#### TASK
Each entry below is to be given again word for word, with no pictures.

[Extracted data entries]

━━━━━━━━

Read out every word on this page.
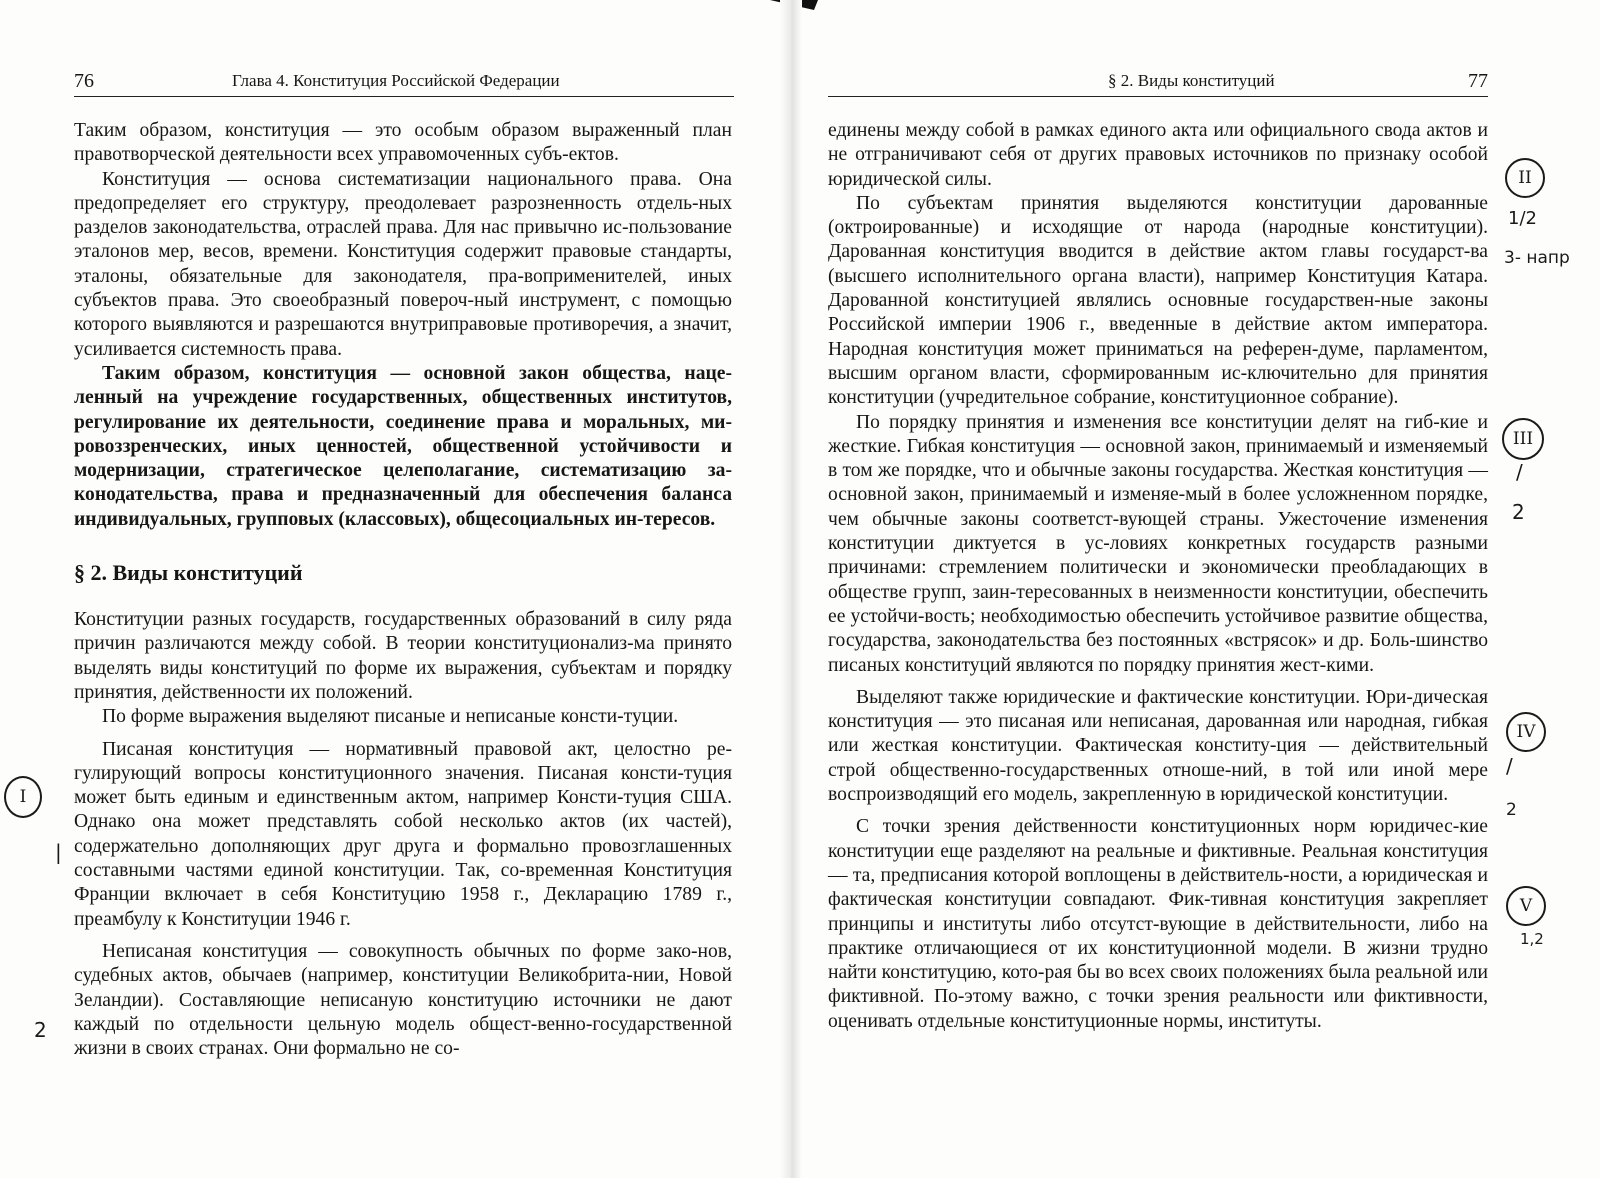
76	Глава 4. Конституция Российской Федерации

Таким образом, конституция — это особым образом выраженный план правотворческой деятельности всех управомоченных субъ-ектов.

Конституция — основа систематизации национального права. Она предопределяет его структуру, преодолевает разрозненность отдель-ных разделов законодательства, отраслей права. Для нас привычно ис-пользование эталонов мер, весов, времени. Конституция содержит правовые стандарты, эталоны, обязательные для законодателя, пра-воприменителей, иных субъектов права. Это своеобразный повероч-ный инструмент, с помощью которого выявляются и разрешаются внутриправовые противоречия, а значит, усиливается системность права.

Таким образом, конституция — основной закон общества, наце-ленный на учреждение государственных, общественных институтов, регулирование их деятельности, соединение права и моральных, ми-ровоззренческих, иных ценностей, общественной устойчивости и модернизации, стратегическое целеполагание, систематизацию за-конодательства, права и предназначенный для обеспечения баланса индивидуальных, групповых (классовых), общесоциальных ин-тересов.

§ 2. Виды конституций

Конституции разных государств, государственных образований в силу ряда причин различаются между собой. В теории конституционализ-ма принято выделять виды конституций по форме их выражения, субъектам и порядку принятия, действенности их положений.

По форме выражения выделяют писаные и неписаные консти-туции.

Писаная конституция — нормативный правовой акт, целостно ре-гулирующий вопросы конституционного значения. Писаная консти-туция может быть единым и единственным актом, например Консти-туция США. Однако она может представлять собой несколько актов (их частей), содержательно дополняющих друг друга и формально провозглашенных составными частями единой конституции. Так, со-временная Конституция Франции включает в себя Конституцию 1958 г., Декларацию 1789 г., преамбулу к Конституции 1946 г.

Неписаная конституция — совокупность обычных по форме зако-нов, судебных актов, обычаев (например, конституции Великобрита-нии, Новой Зеландии). Составляющие неписаную конституцию источники не дают каждый по отдельности цельную модель общест-венно-государственной жизни в своих странах. Они формально не со-

I
|
2
§ 2. Виды конституций	77

единены между собой в рамках единого акта или официального свода актов и не отграничивают себя от других правовых источников по признаку особой юридической силы.

По субъектам принятия выделяются конституции дарованные (октроированные) и исходящие от народа (народные конституции). Дарованная конституция вводится в действие актом главы государст-ва (высшего исполнительного органа власти), например Конституция Катара. Дарованной конституцией являлись основные государствен-ные законы Российской империи 1906 г., введенные в действие актом императора. Народная конституция может приниматься на референ-думе, парламентом, высшим органом власти, сформированным ис-ключительно для принятия конституции (учредительное собрание, конституционное собрание).

По порядку принятия и изменения все конституции делят на гиб-кие и жесткие. Гибкая конституция — основной закон, принимаемый и изменяемый в том же порядке, что и обычные законы государства. Жесткая конституция — основной закон, принимаемый и изменяе-мый в более усложненном порядке, чем обычные законы соответст-вующей страны. Ужесточение изменения конституции диктуется в ус-ловиях конкретных государств разными причинами: стремлением политически и экономически преобладающих в обществе групп, заин-тересованных в неизменности конституции, обеспечить ее устойчи-вость; необходимостью обеспечить устойчивое развитие общества, государства, законодательства без постоянных «встрясок» и др. Боль-шинство писаных конституций являются по порядку принятия жест-кими.

Выделяют также юридические и фактические конституции. Юри-дическая конституция — это писаная или неписаная, дарованная или народная, гибкая или жесткая конституции. Фактическая конститу-ция — действительный строй общественно-государственных отноше-ний, в той или иной мере воспроизводящий его модель, закрепленную в юридической конституции.

С точки зрения действенности конституционных норм юридичес-кие конституции еще разделяют на реальные и фиктивные. Реальная конституция — та, предписания которой воплощены в действитель-ности, а юридическая и фактическая конституции совпадают. Фик-тивная конституция закрепляет принципы и институты либо отсутст-вующие в действительности, либо на практике отличающиеся от их конституционной модели. В жизни трудно найти конституцию, кото-рая бы во всех своих положениях была реальной или фиктивной. По-этому важно, с точки зрения реальности или фиктивности, оценивать отдельные конституционные нормы, институты.

II
1/2
3- напр
III
/
2
IV
/
2
V
1,2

━━━━━━━━

#### TASK RESPONSE
Read out every word on this page.
76	Глава 4. Конституция Российской Федерации

Таким образом, конституция — это особым образом выраженный план правотворческой деятельности всех управомоченных субъ-ектов.

Конституция — основа систематизации национального права. Она предопределяет его структуру, преодолевает разрозненность отдель-ных разделов законодательства, отраслей права. Для нас привычно ис-пользование эталонов мер, весов, времени. Конституция содержит правовые стандарты, эталоны, обязательные для законодателя, пра-воприменителей, иных субъектов права. Это своеобразный повероч-ный инструмент, с помощью которого выявляются и разрешаются внутриправовые противоречия, а значит, усиливается системность права.

Таким образом, конституция — основной закон общества, наце-ленный на учреждение государственных, общественных институтов, регулирование их деятельности, соединение права и моральных, ми-ровоззренческих, иных ценностей, общественной устойчивости и модернизации, стратегическое целеполагание, систематизацию за-конодательства, права и предназначенный для обеспечения баланса индивидуальных, групповых (классовых), общесоциальных ин-тересов.

§ 2. Виды конституций

Конституции разных государств, государственных образований в силу ряда причин различаются между собой. В теории конституционализ-ма принято выделять виды конституций по форме их выражения, субъектам и порядку принятия, действенности их положений.

По форме выражения выделяют писаные и неписаные консти-туции.

Писаная конституция — нормативный правовой акт, целостно ре-гулирующий вопросы конституционного значения. Писаная консти-туция может быть единым и единственным актом, например Консти-туция США. Однако она может представлять собой несколько актов (их частей), содержательно дополняющих друг друга и формально провозглашенных составными частями единой конституции. Так, со-временная Конституция Франции включает в себя Конституцию 1958 г., Декларацию 1789 г., преамбулу к Конституции 1946 г.

Неписаная конституция — совокупность обычных по форме зако-нов, судебных актов, обычаев (например, конституции Великобрита-нии, Новой Зеландии). Составляющие неписаную конституцию источники не дают каждый по отдельности цельную модель общест-венно-государственной жизни в своих странах. Они формально не со-

I
|
2
§ 2. Виды конституций	77

единены между собой в рамках единого акта или официального свода актов и не отграничивают себя от других правовых источников по признаку особой юридической силы.

По субъектам принятия выделяются конституции дарованные (октроированные) и исходящие от народа (народные конституции). Дарованная конституция вводится в действие актом главы государст-ва (высшего исполнительного органа власти), например Конституция Катара. Дарованной конституцией являлись основные государствен-ные законы Российской империи 1906 г., введенные в действие актом императора. Народная конституция может приниматься на референ-думе, парламентом, высшим органом власти, сформированным ис-ключительно для принятия конституции (учредительное собрание, конституционное собрание).

По порядку принятия и изменения все конституции делят на гиб-кие и жесткие. Гибкая конституция — основной закон, принимаемый и изменяемый в том же порядке, что и обычные законы государства. Жесткая конституция — основной закон, принимаемый и изменяе-мый в более усложненном порядке, чем обычные законы соответст-вующей страны. Ужесточение изменения конституции диктуется в ус-ловиях конкретных государств разными причинами: стремлением политически и экономически преобладающих в обществе групп, заин-тересованных в неизменности конституции, обеспечить ее устойчи-вость; необходимостью обеспечить устойчивое развитие общества, государства, законодательства без постоянных «встрясок» и др. Боль-шинство писаных конституций являются по порядку принятия жест-кими.

Выделяют также юридические и фактические конституции. Юри-дическая конституция — это писаная или неписаная, дарованная или народная, гибкая или жесткая конституции. Фактическая конститу-ция — действительный строй общественно-государственных отноше-ний, в той или иной мере воспроизводящий его модель, закрепленную в юридической конституции.

С точки зрения действенности конституционных норм юридичес-кие конституции еще разделяют на реальные и фиктивные. Реальная конституция — та, предписания которой воплощены в действитель-ности, а юридическая и фактическая конституции совпадают. Фик-тивная конституция закрепляет принципы и институты либо отсутст-вующие в действительности, либо на практике отличающиеся от их конституционной модели. В жизни трудно найти конституцию, кото-рая бы во всех своих положениях была реальной или фиктивной. По-этому важно, с точки зрения реальности или фиктивности, оценивать отдельные конституционные нормы, институты.

II
1/2
3- напр
III
/
2
IV
/
2
V
1,2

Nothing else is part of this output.